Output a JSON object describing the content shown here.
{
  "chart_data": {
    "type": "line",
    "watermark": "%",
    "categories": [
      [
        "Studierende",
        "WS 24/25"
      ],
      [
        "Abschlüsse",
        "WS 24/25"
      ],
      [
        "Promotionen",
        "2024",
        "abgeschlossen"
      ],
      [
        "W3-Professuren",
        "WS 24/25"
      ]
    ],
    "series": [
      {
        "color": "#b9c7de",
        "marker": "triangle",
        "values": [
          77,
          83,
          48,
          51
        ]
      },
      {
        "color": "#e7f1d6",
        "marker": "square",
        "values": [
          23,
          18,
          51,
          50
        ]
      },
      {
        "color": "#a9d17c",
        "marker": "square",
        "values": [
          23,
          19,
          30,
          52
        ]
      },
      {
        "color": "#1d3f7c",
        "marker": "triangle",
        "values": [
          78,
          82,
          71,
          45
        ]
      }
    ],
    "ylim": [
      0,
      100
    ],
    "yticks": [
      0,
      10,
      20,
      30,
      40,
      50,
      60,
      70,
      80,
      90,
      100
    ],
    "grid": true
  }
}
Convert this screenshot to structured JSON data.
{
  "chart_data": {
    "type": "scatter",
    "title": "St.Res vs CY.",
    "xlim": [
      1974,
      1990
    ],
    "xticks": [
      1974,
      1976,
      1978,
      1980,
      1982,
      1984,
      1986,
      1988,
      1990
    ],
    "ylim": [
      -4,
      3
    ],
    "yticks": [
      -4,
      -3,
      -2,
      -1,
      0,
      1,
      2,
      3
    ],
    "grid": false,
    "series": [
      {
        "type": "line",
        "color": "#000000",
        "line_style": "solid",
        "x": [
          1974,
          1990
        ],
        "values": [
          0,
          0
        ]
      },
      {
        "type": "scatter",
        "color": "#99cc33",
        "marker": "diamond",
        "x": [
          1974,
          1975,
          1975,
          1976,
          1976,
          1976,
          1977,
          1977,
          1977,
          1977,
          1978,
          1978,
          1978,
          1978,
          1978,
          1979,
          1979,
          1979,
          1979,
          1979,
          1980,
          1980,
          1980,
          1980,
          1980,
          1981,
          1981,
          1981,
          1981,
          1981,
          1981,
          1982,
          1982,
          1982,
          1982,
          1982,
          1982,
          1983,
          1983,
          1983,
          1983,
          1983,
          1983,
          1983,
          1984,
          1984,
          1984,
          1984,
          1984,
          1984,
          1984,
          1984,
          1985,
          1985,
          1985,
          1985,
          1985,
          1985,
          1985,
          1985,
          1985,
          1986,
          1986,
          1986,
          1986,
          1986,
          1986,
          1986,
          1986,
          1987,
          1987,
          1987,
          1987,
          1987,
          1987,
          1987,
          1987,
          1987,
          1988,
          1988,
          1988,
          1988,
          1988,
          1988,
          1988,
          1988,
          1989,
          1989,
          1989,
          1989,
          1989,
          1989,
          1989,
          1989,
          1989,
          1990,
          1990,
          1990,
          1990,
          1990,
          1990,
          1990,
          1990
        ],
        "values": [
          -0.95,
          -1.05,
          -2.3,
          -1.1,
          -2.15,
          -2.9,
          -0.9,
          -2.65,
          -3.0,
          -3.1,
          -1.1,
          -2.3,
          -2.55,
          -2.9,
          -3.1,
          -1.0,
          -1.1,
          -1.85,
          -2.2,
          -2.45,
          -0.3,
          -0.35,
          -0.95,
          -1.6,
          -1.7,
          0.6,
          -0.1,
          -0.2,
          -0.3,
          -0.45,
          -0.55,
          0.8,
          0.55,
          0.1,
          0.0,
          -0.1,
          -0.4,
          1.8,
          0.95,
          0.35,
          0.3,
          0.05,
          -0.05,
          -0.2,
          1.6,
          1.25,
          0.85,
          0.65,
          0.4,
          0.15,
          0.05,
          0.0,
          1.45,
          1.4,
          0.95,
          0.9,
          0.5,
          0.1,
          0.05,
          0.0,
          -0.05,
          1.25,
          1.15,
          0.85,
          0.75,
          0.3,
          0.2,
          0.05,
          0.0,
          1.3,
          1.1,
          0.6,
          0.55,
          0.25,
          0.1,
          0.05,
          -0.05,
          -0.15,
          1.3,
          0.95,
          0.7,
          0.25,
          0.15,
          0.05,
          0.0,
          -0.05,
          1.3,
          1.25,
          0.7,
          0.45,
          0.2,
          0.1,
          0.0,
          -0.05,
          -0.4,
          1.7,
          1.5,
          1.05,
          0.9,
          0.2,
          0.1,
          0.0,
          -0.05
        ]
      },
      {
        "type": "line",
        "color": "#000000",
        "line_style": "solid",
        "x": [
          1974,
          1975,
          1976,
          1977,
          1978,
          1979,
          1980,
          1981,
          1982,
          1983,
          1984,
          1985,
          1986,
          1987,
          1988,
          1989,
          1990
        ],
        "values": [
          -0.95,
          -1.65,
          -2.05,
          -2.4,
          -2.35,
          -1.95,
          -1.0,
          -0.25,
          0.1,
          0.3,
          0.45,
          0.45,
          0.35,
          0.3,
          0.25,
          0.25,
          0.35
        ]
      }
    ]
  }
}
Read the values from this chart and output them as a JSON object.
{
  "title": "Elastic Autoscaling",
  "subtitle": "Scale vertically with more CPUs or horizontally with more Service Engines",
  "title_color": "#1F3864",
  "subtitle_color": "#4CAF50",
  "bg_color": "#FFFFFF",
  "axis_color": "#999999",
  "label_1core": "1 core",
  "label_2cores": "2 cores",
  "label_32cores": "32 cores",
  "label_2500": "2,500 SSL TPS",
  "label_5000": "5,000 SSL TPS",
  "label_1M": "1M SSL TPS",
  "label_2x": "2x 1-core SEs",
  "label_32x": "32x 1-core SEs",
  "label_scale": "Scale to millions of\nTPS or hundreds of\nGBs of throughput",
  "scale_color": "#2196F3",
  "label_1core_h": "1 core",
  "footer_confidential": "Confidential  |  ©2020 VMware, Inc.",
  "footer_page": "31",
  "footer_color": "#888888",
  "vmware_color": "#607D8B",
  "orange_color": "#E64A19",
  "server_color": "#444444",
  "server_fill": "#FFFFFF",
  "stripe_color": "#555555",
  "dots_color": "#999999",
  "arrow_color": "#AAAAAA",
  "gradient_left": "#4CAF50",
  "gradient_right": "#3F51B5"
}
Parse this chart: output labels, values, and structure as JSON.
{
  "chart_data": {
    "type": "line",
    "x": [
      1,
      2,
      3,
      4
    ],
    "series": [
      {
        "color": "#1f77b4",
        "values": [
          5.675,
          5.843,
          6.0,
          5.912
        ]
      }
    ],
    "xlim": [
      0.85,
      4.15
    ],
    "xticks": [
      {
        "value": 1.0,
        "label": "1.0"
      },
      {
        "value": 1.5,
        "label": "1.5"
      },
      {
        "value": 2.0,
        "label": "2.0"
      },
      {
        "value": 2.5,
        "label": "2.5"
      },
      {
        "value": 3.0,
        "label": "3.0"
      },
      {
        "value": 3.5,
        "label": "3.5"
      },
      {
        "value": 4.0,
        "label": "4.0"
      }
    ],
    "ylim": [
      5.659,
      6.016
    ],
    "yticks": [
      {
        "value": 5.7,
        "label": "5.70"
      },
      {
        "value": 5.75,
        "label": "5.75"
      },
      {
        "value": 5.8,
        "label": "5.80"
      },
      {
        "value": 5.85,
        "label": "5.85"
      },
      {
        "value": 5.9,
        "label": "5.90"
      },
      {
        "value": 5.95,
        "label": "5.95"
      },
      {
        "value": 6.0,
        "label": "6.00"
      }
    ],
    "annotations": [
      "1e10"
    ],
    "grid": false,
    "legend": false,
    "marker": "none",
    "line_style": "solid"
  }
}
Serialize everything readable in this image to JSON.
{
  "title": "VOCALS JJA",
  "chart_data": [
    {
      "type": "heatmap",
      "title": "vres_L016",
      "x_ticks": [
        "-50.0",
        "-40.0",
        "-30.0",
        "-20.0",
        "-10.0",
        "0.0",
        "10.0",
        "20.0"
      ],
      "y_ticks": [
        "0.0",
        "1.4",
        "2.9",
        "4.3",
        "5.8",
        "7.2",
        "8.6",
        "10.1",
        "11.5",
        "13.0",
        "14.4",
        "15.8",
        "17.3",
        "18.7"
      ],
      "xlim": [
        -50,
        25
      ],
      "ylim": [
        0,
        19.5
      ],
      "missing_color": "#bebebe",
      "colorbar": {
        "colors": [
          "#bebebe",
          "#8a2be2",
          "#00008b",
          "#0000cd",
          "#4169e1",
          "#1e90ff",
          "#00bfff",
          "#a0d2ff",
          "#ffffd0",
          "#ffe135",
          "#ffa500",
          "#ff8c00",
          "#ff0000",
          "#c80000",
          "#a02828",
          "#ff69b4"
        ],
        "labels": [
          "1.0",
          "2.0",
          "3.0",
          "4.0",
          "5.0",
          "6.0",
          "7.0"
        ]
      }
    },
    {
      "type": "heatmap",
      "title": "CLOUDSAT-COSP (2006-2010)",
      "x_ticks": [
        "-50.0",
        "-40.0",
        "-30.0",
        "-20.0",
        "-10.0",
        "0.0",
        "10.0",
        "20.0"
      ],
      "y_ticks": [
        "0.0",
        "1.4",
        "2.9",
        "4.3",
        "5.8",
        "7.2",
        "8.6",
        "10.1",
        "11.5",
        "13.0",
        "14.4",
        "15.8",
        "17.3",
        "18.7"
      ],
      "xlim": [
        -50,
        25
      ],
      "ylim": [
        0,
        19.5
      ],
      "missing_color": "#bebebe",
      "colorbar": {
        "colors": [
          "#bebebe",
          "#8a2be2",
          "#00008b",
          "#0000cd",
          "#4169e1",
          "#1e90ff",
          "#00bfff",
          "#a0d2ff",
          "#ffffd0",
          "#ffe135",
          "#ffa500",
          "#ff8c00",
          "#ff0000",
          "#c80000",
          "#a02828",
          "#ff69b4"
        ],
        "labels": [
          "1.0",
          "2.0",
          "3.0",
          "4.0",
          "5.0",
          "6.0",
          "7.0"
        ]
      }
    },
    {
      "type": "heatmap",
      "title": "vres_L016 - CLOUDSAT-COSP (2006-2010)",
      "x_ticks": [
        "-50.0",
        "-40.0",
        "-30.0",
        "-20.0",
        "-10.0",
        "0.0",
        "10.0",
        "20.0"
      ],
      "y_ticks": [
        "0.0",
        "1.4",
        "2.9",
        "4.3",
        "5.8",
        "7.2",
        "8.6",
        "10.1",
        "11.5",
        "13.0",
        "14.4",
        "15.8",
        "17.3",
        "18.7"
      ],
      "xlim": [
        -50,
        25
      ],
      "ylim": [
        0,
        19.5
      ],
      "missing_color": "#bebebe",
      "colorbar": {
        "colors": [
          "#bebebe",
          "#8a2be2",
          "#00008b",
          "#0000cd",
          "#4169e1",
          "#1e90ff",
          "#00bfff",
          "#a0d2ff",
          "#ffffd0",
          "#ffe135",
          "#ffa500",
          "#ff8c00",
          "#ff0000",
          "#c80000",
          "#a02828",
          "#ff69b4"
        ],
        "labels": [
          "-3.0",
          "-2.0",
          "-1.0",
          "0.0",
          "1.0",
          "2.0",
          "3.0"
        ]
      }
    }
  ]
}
◆ ◆ ◆ ◆
- _Instructions to follow_:
Gather from the entries above all lines that include the string "CLOUDSAT".

- _Task result_:
      "title": "CLOUDSAT-COSP (2006-2010)",
      "title": "vres_L016 - CLOUDSAT-COSP (2006-2010)",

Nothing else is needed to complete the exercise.